__EXERCISE DETAILS__.
Write out each line exactly as it stands, please.

[Dataset items]
╔══
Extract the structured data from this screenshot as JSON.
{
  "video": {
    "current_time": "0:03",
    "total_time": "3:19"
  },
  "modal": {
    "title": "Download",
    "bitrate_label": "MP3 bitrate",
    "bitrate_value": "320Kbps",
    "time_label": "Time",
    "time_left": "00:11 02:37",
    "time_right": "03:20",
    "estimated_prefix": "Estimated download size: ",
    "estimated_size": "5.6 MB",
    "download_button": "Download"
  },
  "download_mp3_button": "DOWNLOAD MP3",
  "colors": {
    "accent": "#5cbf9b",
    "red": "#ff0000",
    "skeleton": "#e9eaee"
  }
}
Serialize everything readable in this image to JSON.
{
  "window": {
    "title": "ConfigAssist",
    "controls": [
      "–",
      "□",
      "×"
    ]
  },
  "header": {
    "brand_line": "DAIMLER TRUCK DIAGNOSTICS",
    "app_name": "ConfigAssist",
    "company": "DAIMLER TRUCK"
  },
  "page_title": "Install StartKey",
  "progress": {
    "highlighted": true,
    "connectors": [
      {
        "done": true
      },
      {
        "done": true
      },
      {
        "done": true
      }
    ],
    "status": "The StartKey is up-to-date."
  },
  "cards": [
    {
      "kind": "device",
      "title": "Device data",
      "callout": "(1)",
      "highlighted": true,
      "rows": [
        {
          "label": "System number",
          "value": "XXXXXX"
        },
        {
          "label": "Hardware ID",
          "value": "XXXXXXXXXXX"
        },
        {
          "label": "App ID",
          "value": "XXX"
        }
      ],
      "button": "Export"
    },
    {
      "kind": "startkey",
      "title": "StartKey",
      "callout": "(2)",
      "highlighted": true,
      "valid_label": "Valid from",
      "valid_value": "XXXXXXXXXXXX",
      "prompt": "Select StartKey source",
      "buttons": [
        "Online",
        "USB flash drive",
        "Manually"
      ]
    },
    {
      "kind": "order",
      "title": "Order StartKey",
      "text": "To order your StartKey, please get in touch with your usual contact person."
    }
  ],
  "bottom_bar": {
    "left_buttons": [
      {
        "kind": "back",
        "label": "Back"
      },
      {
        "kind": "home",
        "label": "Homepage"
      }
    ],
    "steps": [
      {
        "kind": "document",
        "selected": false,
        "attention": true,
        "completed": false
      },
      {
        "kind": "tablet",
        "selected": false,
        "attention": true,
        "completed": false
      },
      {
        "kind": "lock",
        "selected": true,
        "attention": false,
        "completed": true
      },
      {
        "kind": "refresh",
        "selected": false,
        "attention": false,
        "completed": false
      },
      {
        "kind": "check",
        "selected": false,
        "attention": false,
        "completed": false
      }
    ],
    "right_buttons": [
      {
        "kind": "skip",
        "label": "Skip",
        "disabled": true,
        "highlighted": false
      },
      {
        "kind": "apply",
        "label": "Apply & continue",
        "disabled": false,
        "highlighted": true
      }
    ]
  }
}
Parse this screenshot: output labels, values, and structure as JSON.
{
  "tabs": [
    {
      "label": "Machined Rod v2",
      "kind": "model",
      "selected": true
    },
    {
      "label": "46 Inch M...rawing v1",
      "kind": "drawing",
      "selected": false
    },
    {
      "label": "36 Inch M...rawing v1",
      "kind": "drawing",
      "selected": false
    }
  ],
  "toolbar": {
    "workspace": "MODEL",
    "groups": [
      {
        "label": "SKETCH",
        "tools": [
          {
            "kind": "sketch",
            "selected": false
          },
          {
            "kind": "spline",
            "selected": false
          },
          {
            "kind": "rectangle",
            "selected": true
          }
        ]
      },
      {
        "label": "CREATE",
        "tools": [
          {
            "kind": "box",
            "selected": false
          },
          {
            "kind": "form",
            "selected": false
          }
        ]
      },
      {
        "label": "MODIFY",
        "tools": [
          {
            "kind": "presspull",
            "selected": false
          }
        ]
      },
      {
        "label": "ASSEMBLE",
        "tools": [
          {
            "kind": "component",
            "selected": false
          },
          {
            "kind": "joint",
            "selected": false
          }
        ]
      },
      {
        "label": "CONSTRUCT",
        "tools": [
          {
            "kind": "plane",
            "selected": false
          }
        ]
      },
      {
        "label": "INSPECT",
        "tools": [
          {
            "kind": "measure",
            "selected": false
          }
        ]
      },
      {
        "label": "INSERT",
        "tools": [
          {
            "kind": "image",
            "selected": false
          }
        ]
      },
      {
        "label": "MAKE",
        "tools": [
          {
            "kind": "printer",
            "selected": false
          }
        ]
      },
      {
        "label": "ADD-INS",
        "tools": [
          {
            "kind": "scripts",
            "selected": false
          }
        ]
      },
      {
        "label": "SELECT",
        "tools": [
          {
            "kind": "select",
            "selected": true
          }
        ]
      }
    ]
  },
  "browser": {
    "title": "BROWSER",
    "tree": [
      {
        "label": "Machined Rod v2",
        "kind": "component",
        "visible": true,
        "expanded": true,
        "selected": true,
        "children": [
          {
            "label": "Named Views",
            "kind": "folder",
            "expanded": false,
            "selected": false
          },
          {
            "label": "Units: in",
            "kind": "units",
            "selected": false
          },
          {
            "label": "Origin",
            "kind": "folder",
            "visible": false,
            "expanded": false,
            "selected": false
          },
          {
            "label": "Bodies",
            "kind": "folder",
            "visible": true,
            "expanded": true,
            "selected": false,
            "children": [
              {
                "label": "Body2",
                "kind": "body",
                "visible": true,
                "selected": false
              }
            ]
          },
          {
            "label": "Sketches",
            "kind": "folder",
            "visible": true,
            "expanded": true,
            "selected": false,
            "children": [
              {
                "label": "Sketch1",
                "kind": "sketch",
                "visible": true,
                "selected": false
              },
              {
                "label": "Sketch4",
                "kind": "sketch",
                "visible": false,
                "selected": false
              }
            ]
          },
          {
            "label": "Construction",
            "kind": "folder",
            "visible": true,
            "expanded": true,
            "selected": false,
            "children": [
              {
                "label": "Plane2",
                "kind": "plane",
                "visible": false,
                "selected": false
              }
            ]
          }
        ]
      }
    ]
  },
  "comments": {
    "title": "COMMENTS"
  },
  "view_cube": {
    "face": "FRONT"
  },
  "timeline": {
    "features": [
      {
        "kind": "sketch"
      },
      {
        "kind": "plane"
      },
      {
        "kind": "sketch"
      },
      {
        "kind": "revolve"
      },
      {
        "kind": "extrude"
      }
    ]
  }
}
╚══
__COMPLETE ANSWER__.
Extract the structured data from this screenshot as JSON.
{
  "video": {
    "current_time": "0:03",
    "total_time": "3:19"
  },
  "modal": {
    "title": "Download",
    "bitrate_label": "MP3 bitrate",
    "bitrate_value": "320Kbps",
    "time_label": "Time",
    "time_left": "00:11 02:37",
    "time_right": "03:20",
    "estimated_prefix": "Estimated download size: ",
    "estimated_size": "5.6 MB",
    "download_button": "Download"
  },
  "download_mp3_button": "DOWNLOAD MP3",
  "colors": {
    "accent": "#5cbf9b",
    "red": "#ff0000",
    "skeleton": "#e9eaee"
  }
}
Serialize everything readable in this image to JSON.
{
  "window": {
    "title": "ConfigAssist",
    "controls": [
      "–",
      "□",
      "×"
    ]
  },
  "header": {
    "brand_line": "DAIMLER TRUCK DIAGNOSTICS",
    "app_name": "ConfigAssist",
    "company": "DAIMLER TRUCK"
  },
  "page_title": "Install StartKey",
  "progress": {
    "highlighted": true,
    "connectors": [
      {
        "done": true
      },
      {
        "done": true
      },
      {
        "done": true
      }
    ],
    "status": "The StartKey is up-to-date."
  },
  "cards": [
    {
      "kind": "device",
      "title": "Device data",
      "callout": "(1)",
      "highlighted": true,
      "rows": [
        {
          "label": "System number",
          "value": "XXXXXX"
        },
        {
          "label": "Hardware ID",
          "value": "XXXXXXXXXXX"
        },
        {
          "label": "App ID",
          "value": "XXX"
        }
      ],
      "button": "Export"
    },
    {
      "kind": "startkey",
      "title": "StartKey",
      "callout": "(2)",
      "highlighted": true,
      "valid_label": "Valid from",
      "valid_value": "XXXXXXXXXXXX",
      "prompt": "Select StartKey source",
      "buttons": [
        "Online",
        "USB flash drive",
        "Manually"
      ]
    },
    {
      "kind": "order",
      "title": "Order StartKey",
      "text": "To order your StartKey, please get in touch with your usual contact person."
    }
  ],
  "bottom_bar": {
    "left_buttons": [
      {
        "kind": "back",
        "label": "Back"
      },
      {
        "kind": "home",
        "label": "Homepage"
      }
    ],
    "steps": [
      {
        "kind": "document",
        "selected": false,
        "attention": true,
        "completed": false
      },
      {
        "kind": "tablet",
        "selected": false,
        "attention": true,
        "completed": false
      },
      {
        "kind": "lock",
        "selected": true,
        "attention": false,
        "completed": true
      },
      {
        "kind": "refresh",
        "selected": false,
        "attention": false,
        "completed": false
      },
      {
        "kind": "check",
        "selected": false,
        "attention": false,
        "completed": false
      }
    ],
    "right_buttons": [
      {
        "kind": "skip",
        "label": "Skip",
        "disabled": true,
        "highlighted": false
      },
      {
        "kind": "apply",
        "label": "Apply & continue",
        "disabled": false,
        "highlighted": true
      }
    ]
  }
}
Parse this screenshot: output labels, values, and structure as JSON.
{
  "tabs": [
    {
      "label": "Machined Rod v2",
      "kind": "model",
      "selected": true
    },
    {
      "label": "46 Inch M...rawing v1",
      "kind": "drawing",
      "selected": false
    },
    {
      "label": "36 Inch M...rawing v1",
      "kind": "drawing",
      "selected": false
    }
  ],
  "toolbar": {
    "workspace": "MODEL",
    "groups": [
      {
        "label": "SKETCH",
        "tools": [
          {
            "kind": "sketch",
            "selected": false
          },
          {
            "kind": "spline",
            "selected": false
          },
          {
            "kind": "rectangle",
            "selected": true
          }
        ]
      },
      {
        "label": "CREATE",
        "tools": [
          {
            "kind": "box",
            "selected": false
          },
          {
            "kind": "form",
            "selected": false
          }
        ]
      },
      {
        "label": "MODIFY",
        "tools": [
          {
            "kind": "presspull",
            "selected": false
          }
        ]
      },
      {
        "label": "ASSEMBLE",
        "tools": [
          {
            "kind": "component",
            "selected": false
          },
          {
            "kind": "joint",
            "selected": false
          }
        ]
      },
      {
        "label": "CONSTRUCT",
        "tools": [
          {
            "kind": "plane",
            "selected": false
          }
        ]
      },
      {
        "label": "INSPECT",
        "tools": [
          {
            "kind": "measure",
            "selected": false
          }
        ]
      },
      {
        "label": "INSERT",
        "tools": [
          {
            "kind": "image",
            "selected": false
          }
        ]
      },
      {
        "label": "MAKE",
        "tools": [
          {
            "kind": "printer",
            "selected": false
          }
        ]
      },
      {
        "label": "ADD-INS",
        "tools": [
          {
            "kind": "scripts",
            "selected": false
          }
        ]
      },
      {
        "label": "SELECT",
        "tools": [
          {
            "kind": "select",
            "selected": true
          }
        ]
      }
    ]
  },
  "browser": {
    "title": "BROWSER",
    "tree": [
      {
        "label": "Machined Rod v2",
        "kind": "component",
        "visible": true,
        "expanded": true,
        "selected": true,
        "children": [
          {
            "label": "Named Views",
            "kind": "folder",
            "expanded": false,
            "selected": false
          },
          {
            "label": "Units: in",
            "kind": "units",
            "selected": false
          },
          {
            "label": "Origin",
            "kind": "folder",
            "visible": false,
            "expanded": false,
            "selected": false
          },
          {
            "label": "Bodies",
            "kind": "folder",
            "visible": true,
            "expanded": true,
            "selected": false,
            "children": [
              {
                "label": "Body2",
                "kind": "body",
                "visible": true,
                "selected": false
              }
            ]
          },
          {
            "label": "Sketches",
            "kind": "folder",
            "visible": true,
            "expanded": true,
            "selected": false,
            "children": [
              {
                "label": "Sketch1",
                "kind": "sketch",
                "visible": true,
                "selected": false
              },
              {
                "label": "Sketch4",
                "kind": "sketch",
                "visible": false,
                "selected": false
              }
            ]
          },
          {
            "label": "Construction",
            "kind": "folder",
            "visible": true,
            "expanded": true,
            "selected": false,
            "children": [
              {
                "label": "Plane2",
                "kind": "plane",
                "visible": false,
                "selected": false
              }
            ]
          }
        ]
      }
    ]
  },
  "comments": {
    "title": "COMMENTS"
  },
  "view_cube": {
    "face": "FRONT"
  },
  "timeline": {
    "features": [
      {
        "kind": "sketch"
      },
      {
        "kind": "plane"
      },
      {
        "kind": "sketch"
      },
      {
        "kind": "revolve"
      },
      {
        "kind": "extrude"
      }
    ]
  }
}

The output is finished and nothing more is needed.